• _INPUT DATA_:
────────────────────────────────────────

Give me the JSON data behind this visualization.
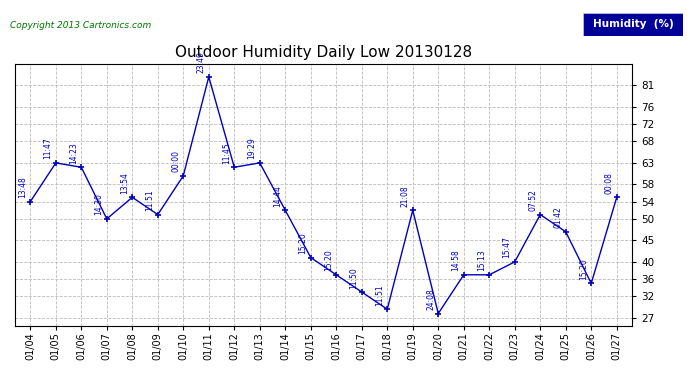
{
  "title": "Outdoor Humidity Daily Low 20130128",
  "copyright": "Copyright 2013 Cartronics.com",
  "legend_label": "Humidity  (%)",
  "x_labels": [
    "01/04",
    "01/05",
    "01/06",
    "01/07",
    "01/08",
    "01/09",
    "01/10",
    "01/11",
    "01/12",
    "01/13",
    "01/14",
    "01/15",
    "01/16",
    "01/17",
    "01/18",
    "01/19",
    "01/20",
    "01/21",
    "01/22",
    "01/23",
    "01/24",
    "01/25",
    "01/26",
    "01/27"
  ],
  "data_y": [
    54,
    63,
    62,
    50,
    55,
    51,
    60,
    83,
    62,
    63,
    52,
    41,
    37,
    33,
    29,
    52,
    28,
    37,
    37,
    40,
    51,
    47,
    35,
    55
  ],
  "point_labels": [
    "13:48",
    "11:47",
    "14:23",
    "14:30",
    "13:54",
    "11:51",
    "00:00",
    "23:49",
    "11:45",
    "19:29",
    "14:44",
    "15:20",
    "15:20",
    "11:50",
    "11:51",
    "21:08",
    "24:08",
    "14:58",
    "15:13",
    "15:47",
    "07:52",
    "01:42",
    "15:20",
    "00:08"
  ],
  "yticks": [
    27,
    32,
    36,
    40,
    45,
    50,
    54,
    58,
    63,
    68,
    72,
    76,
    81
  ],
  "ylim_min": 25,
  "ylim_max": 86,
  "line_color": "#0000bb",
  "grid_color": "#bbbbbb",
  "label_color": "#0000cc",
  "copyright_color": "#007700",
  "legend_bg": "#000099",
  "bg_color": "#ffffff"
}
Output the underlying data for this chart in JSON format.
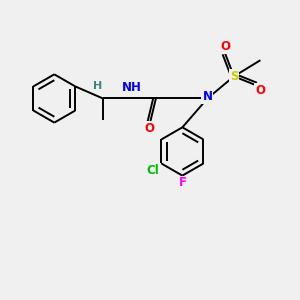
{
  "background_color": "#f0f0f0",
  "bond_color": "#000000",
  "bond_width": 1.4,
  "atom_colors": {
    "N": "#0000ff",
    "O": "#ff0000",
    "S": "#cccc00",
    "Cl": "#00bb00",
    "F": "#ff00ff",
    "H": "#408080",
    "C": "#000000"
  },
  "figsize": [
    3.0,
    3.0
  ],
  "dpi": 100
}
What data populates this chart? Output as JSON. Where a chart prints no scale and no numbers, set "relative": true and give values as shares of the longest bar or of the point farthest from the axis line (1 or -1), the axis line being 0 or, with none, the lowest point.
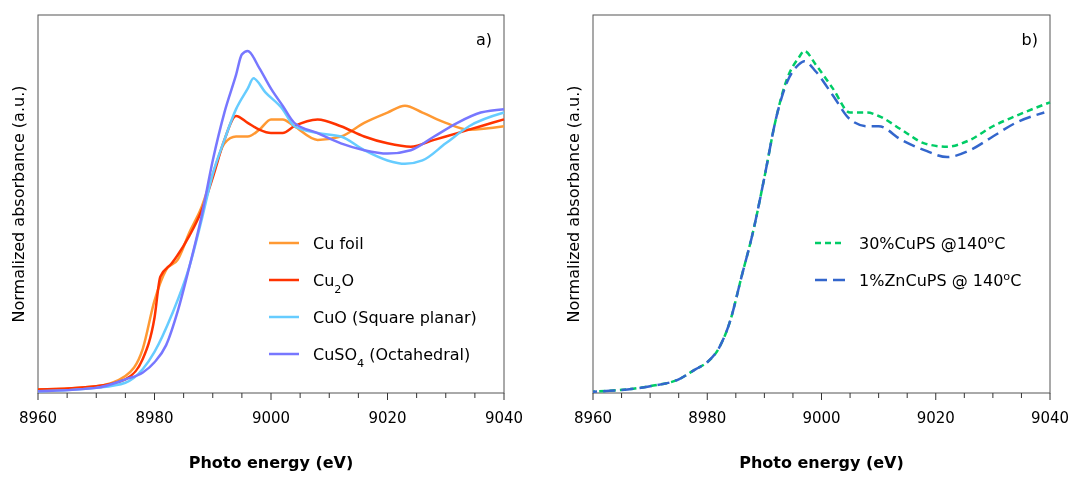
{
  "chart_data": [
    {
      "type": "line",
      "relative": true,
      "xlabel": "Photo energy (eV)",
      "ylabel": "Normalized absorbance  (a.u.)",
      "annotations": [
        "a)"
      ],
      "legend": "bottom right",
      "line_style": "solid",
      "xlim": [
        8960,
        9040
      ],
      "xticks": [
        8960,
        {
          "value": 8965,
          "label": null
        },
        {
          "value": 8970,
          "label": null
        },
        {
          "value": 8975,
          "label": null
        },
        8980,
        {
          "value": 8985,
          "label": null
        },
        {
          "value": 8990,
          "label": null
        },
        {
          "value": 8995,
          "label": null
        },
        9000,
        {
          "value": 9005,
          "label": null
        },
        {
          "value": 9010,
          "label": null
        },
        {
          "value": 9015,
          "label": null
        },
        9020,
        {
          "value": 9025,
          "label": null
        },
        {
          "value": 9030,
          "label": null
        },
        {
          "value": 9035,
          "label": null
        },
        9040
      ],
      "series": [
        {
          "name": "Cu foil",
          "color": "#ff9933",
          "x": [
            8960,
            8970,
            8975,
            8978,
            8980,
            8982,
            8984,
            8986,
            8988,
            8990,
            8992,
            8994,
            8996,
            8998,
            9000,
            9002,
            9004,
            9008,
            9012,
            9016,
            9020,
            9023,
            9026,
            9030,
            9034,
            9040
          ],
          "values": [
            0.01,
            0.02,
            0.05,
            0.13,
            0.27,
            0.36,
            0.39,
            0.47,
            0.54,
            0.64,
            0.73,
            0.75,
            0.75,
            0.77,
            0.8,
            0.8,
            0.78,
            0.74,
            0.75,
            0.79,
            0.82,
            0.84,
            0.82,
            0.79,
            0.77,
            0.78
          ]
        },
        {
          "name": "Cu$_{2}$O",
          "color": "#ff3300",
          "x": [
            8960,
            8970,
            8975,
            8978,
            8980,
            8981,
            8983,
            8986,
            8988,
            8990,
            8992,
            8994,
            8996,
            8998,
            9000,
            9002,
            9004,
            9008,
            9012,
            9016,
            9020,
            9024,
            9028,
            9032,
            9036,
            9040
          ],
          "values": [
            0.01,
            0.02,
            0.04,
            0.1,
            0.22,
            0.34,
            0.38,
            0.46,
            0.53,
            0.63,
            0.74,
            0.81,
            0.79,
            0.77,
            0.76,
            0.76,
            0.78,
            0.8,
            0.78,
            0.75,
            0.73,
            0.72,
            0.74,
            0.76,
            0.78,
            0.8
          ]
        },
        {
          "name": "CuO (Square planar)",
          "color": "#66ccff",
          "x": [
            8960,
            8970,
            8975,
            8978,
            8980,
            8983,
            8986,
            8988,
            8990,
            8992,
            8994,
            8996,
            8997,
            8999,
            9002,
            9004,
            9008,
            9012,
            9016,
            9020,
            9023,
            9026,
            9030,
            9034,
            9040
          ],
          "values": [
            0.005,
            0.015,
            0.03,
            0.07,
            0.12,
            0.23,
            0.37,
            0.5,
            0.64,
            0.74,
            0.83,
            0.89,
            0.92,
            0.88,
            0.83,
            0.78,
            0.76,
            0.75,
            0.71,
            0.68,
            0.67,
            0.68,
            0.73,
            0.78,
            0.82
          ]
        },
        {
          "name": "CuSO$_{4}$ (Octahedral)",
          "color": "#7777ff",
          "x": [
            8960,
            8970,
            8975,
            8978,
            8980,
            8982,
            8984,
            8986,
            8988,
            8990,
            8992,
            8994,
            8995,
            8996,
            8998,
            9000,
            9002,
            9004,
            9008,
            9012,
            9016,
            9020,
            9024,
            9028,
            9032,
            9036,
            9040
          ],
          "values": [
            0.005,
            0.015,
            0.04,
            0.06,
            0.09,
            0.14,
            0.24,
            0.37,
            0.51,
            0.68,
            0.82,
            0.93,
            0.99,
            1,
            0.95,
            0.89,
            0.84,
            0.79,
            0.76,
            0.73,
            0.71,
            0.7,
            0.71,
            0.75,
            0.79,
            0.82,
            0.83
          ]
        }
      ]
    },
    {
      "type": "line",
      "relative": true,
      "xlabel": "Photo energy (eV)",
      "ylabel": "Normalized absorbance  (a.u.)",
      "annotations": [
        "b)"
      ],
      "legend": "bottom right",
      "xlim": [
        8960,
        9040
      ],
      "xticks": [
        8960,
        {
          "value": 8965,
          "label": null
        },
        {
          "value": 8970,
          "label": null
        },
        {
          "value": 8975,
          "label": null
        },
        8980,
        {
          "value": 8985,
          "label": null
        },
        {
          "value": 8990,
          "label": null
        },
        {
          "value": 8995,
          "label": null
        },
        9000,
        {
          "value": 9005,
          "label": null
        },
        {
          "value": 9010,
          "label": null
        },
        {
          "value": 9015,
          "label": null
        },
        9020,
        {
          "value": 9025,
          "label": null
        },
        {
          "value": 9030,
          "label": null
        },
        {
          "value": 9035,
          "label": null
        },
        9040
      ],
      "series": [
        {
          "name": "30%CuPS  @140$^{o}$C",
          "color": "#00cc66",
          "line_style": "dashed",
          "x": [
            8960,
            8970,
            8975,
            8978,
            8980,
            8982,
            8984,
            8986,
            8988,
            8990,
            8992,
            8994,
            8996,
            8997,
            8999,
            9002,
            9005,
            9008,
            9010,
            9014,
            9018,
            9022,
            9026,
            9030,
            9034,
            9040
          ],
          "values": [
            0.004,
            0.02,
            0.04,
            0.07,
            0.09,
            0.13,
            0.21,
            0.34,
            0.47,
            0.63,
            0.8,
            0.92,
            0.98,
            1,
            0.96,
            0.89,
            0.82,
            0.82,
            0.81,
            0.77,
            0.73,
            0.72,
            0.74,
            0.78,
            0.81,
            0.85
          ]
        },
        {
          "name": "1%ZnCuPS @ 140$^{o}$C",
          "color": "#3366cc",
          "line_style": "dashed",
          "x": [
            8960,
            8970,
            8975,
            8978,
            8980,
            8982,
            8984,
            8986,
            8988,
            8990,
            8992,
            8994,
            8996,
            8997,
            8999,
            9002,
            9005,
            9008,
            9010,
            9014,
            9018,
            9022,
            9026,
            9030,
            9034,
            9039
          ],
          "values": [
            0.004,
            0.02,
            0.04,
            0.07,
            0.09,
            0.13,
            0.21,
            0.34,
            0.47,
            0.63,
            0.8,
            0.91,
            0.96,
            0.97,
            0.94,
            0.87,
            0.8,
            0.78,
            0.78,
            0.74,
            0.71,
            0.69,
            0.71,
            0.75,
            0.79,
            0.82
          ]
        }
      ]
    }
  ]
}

────────────────────────────────────────

• _WHAT YOU SHOULD DO_: For the string "Humidity", count the lines of the entries above that include it; answer with the number only.

• _EXERCISE RESPONSE_: 2